● Aim
Copy out the entries below precisely; nothing is to be omitted.

● Provided records
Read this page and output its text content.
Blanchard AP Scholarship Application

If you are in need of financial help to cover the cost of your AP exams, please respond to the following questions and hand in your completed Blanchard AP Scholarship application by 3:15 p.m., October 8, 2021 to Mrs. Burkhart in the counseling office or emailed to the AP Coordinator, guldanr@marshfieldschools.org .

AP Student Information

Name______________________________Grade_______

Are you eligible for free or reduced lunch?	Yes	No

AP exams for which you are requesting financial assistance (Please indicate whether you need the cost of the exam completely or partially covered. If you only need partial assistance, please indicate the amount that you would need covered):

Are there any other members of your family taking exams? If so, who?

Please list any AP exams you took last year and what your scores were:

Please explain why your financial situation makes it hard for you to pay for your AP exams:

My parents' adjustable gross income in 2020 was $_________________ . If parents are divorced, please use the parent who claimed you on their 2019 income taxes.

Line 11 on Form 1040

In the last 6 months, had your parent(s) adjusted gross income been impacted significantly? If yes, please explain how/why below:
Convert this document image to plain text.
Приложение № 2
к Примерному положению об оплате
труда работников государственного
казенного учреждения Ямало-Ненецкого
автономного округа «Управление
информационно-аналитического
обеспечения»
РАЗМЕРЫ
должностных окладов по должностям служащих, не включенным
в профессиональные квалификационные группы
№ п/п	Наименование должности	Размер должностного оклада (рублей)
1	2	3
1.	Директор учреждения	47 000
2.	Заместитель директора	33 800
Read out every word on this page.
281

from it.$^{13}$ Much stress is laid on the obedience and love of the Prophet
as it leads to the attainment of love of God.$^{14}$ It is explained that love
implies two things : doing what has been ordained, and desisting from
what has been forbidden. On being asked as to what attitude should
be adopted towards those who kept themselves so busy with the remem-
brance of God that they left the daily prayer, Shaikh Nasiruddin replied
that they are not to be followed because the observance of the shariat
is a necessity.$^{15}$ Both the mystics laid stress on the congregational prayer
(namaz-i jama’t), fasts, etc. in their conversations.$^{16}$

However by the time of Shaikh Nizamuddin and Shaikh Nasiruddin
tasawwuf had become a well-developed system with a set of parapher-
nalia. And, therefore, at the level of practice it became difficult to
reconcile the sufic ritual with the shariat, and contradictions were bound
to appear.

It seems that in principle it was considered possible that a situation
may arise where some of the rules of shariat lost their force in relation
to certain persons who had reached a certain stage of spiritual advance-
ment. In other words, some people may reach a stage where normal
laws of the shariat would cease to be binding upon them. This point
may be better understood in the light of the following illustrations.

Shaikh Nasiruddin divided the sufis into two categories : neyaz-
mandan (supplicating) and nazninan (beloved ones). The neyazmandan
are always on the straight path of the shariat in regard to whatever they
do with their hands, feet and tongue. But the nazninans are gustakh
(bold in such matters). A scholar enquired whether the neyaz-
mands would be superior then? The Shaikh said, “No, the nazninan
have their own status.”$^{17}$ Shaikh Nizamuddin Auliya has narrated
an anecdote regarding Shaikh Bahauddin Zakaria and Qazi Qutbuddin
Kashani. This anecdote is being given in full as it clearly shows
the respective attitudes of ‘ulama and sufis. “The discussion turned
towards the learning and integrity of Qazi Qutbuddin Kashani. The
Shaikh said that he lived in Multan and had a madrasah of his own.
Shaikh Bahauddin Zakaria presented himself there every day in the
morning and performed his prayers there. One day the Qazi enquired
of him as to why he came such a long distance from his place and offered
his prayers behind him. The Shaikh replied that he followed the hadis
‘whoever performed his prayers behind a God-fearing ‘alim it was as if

● Answer to this task
Read this page and output its text content.
Blanchard AP Scholarship Application

If you are in need of financial help to cover the cost of your AP exams, please respond to the following questions and hand in your completed Blanchard AP Scholarship application by 3:15 p.m., October 8, 2021 to Mrs. Burkhart in the counseling office or emailed to the AP Coordinator, guldanr@marshfieldschools.org .

AP Student Information

Name______________________________Grade_______

Are you eligible for free or reduced lunch?	Yes	No

AP exams for which you are requesting financial assistance (Please indicate whether you need the cost of the exam completely or partially covered. If you only need partial assistance, please indicate the amount that you would need covered):

Are there any other members of your family taking exams? If so, who?

Please list any AP exams you took last year and what your scores were:

Please explain why your financial situation makes it hard for you to pay for your AP exams:

My parents' adjustable gross income in 2020 was $_________________ . If parents are divorced, please use the parent who claimed you on their 2019 income taxes.

Line 11 on Form 1040

In the last 6 months, had your parent(s) adjusted gross income been impacted significantly? If yes, please explain how/why below:
Convert this document image to plain text.
Приложение № 2
к Примерному положению об оплате
труда работников государственного
казенного учреждения Ямало-Ненецкого
автономного округа «Управление
информационно-аналитического
обеспечения»
РАЗМЕРЫ
должностных окладов по должностям служащих, не включенным
в профессиональные квалификационные группы
№ п/п	Наименование должности	Размер должностного оклада (рублей)
1	2	3
1.	Директор учреждения	47 000
2.	Заместитель директора	33 800
Read out every word on this page.
281

from it.$^{13}$ Much stress is laid on the obedience and love of the Prophet
as it leads to the attainment of love of God.$^{14}$ It is explained that love
implies two things : doing what has been ordained, and desisting from
what has been forbidden. On being asked as to what attitude should
be adopted towards those who kept themselves so busy with the remem-
brance of God that they left the daily prayer, Shaikh Nasiruddin replied
that they are not to be followed because the observance of the shariat
is a necessity.$^{15}$ Both the mystics laid stress on the congregational prayer
(namaz-i jama’t), fasts, etc. in their conversations.$^{16}$

However by the time of Shaikh Nizamuddin and Shaikh Nasiruddin
tasawwuf had become a well-developed system with a set of parapher-
nalia. And, therefore, at the level of practice it became difficult to
reconcile the sufic ritual with the shariat, and contradictions were bound
to appear.

It seems that in principle it was considered possible that a situation
may arise where some of the rules of shariat lost their force in relation
to certain persons who had reached a certain stage of spiritual advance-
ment. In other words, some people may reach a stage where normal
laws of the shariat would cease to be binding upon them. This point
may be better understood in the light of the following illustrations.

Shaikh Nasiruddin divided the sufis into two categories : neyaz-
mandan (supplicating) and nazninan (beloved ones). The neyazmandan
are always on the straight path of the shariat in regard to whatever they
do with their hands, feet and tongue. But the nazninans are gustakh
(bold in such matters). A scholar enquired whether the neyaz-
mands would be superior then? The Shaikh said, “No, the nazninan
have their own status.”$^{17}$ Shaikh Nizamuddin Auliya has narrated
an anecdote regarding Shaikh Bahauddin Zakaria and Qazi Qutbuddin
Kashani. This anecdote is being given in full as it clearly shows
the respective attitudes of ‘ulama and sufis. “The discussion turned
towards the learning and integrity of Qazi Qutbuddin Kashani. The
Shaikh said that he lived in Multan and had a madrasah of his own.
Shaikh Bahauddin Zakaria presented himself there every day in the
morning and performed his prayers there. One day the Qazi enquired
of him as to why he came such a long distance from his place and offered
his prayers behind him. The Shaikh replied that he followed the hadis
‘whoever performed his prayers behind a God-fearing ‘alim it was as if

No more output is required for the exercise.